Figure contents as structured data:
━━━━━━━━━━━━━━━━━━━━━━━━━━━━━━
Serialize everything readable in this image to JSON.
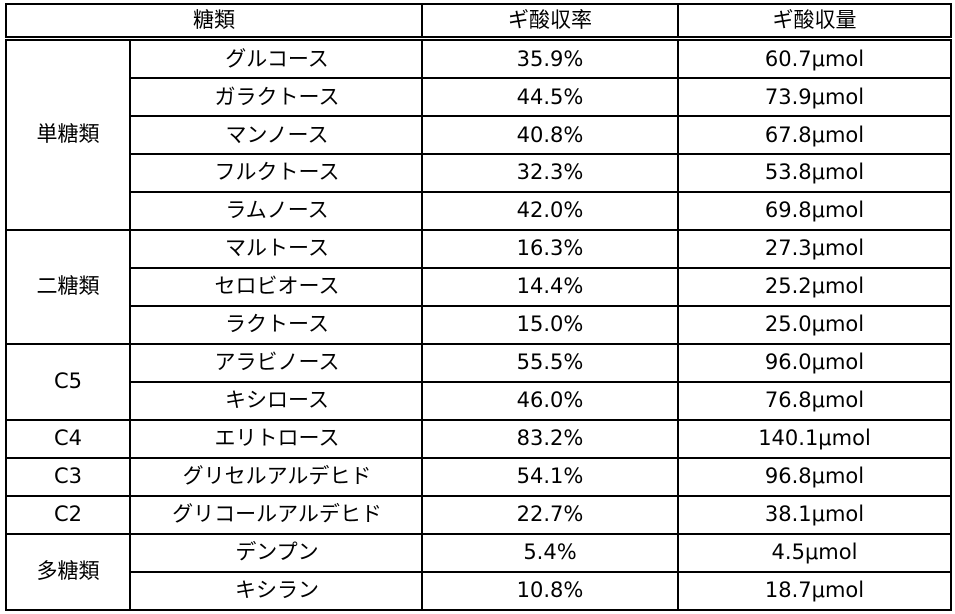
{
  "headers": {
    "sugar": "糖類",
    "yield_rate": "ギ酸収率",
    "yield_amount": "ギ酸収量"
  },
  "groups": [
    {
      "label": "単糖類",
      "rows": [
        {
          "name": "グルコース",
          "rate": "35.9%",
          "amount": "60.7μmol"
        },
        {
          "name": "ガラクトース",
          "rate": "44.5%",
          "amount": "73.9μmol"
        },
        {
          "name": "マンノース",
          "rate": "40.8%",
          "amount": "67.8μmol"
        },
        {
          "name": "フルクトース",
          "rate": "32.3%",
          "amount": "53.8μmol"
        },
        {
          "name": "ラムノース",
          "rate": "42.0%",
          "amount": "69.8μmol"
        }
      ]
    },
    {
      "label": "二糖類",
      "rows": [
        {
          "name": "マルトース",
          "rate": "16.3%",
          "amount": "27.3μmol"
        },
        {
          "name": "セロビオース",
          "rate": "14.4%",
          "amount": "25.2μmol"
        },
        {
          "name": "ラクトース",
          "rate": "15.0%",
          "amount": "25.0μmol"
        }
      ]
    },
    {
      "label": "C5",
      "rows": [
        {
          "name": "アラビノース",
          "rate": "55.5%",
          "amount": "96.0μmol"
        },
        {
          "name": "キシロース",
          "rate": "46.0%",
          "amount": "76.8μmol"
        }
      ]
    },
    {
      "label": "C4",
      "rows": [
        {
          "name": "エリトロース",
          "rate": "83.2%",
          "amount": "140.1μmol"
        }
      ]
    },
    {
      "label": "C3",
      "rows": [
        {
          "name": "グリセルアルデヒド",
          "rate": "54.1%",
          "amount": "96.8μmol"
        }
      ]
    },
    {
      "label": "C2",
      "rows": [
        {
          "name": "グリコールアルデヒド",
          "rate": "22.7%",
          "amount": "38.1μmol"
        }
      ]
    },
    {
      "label": "多糖類",
      "rows": [
        {
          "name": "デンプン",
          "rate": "5.4%",
          "amount": "4.5μmol"
        },
        {
          "name": "キシラン",
          "rate": "10.8%",
          "amount": "18.7μmol"
        }
      ]
    }
  ]
}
━━━━━━━━━━━━━━━━━━━━━━━━━━━━━━
__Your goal__.
Transcribe all of the entries word for word, but skip any pictures they contain.

__Problem solution__.
Serialize everything readable in this image to JSON.
{
  "headers": {
    "sugar": "糖類",
    "yield_rate": "ギ酸収率",
    "yield_amount": "ギ酸収量"
  },
  "groups": [
    {
      "label": "単糖類",
      "rows": [
        {
          "name": "グルコース",
          "rate": "35.9%",
          "amount": "60.7μmol"
        },
        {
          "name": "ガラクトース",
          "rate": "44.5%",
          "amount": "73.9μmol"
        },
        {
          "name": "マンノース",
          "rate": "40.8%",
          "amount": "67.8μmol"
        },
        {
          "name": "フルクトース",
          "rate": "32.3%",
          "amount": "53.8μmol"
        },
        {
          "name": "ラムノース",
          "rate": "42.0%",
          "amount": "69.8μmol"
        }
      ]
    },
    {
      "label": "二糖類",
      "rows": [
        {
          "name": "マルトース",
          "rate": "16.3%",
          "amount": "27.3μmol"
        },
        {
          "name": "セロビオース",
          "rate": "14.4%",
          "amount": "25.2μmol"
        },
        {
          "name": "ラクトース",
          "rate": "15.0%",
          "amount": "25.0μmol"
        }
      ]
    },
    {
      "label": "C5",
      "rows": [
        {
          "name": "アラビノース",
          "rate": "55.5%",
          "amount": "96.0μmol"
        },
        {
          "name": "キシロース",
          "rate": "46.0%",
          "amount": "76.8μmol"
        }
      ]
    },
    {
      "label": "C4",
      "rows": [
        {
          "name": "エリトロース",
          "rate": "83.2%",
          "amount": "140.1μmol"
        }
      ]
    },
    {
      "label": "C3",
      "rows": [
        {
          "name": "グリセルアルデヒド",
          "rate": "54.1%",
          "amount": "96.8μmol"
        }
      ]
    },
    {
      "label": "C2",
      "rows": [
        {
          "name": "グリコールアルデヒド",
          "rate": "22.7%",
          "amount": "38.1μmol"
        }
      ]
    },
    {
      "label": "多糖類",
      "rows": [
        {
          "name": "デンプン",
          "rate": "5.4%",
          "amount": "4.5μmol"
        },
        {
          "name": "キシラン",
          "rate": "10.8%",
          "amount": "18.7μmol"
        }
      ]
    }
  ]
}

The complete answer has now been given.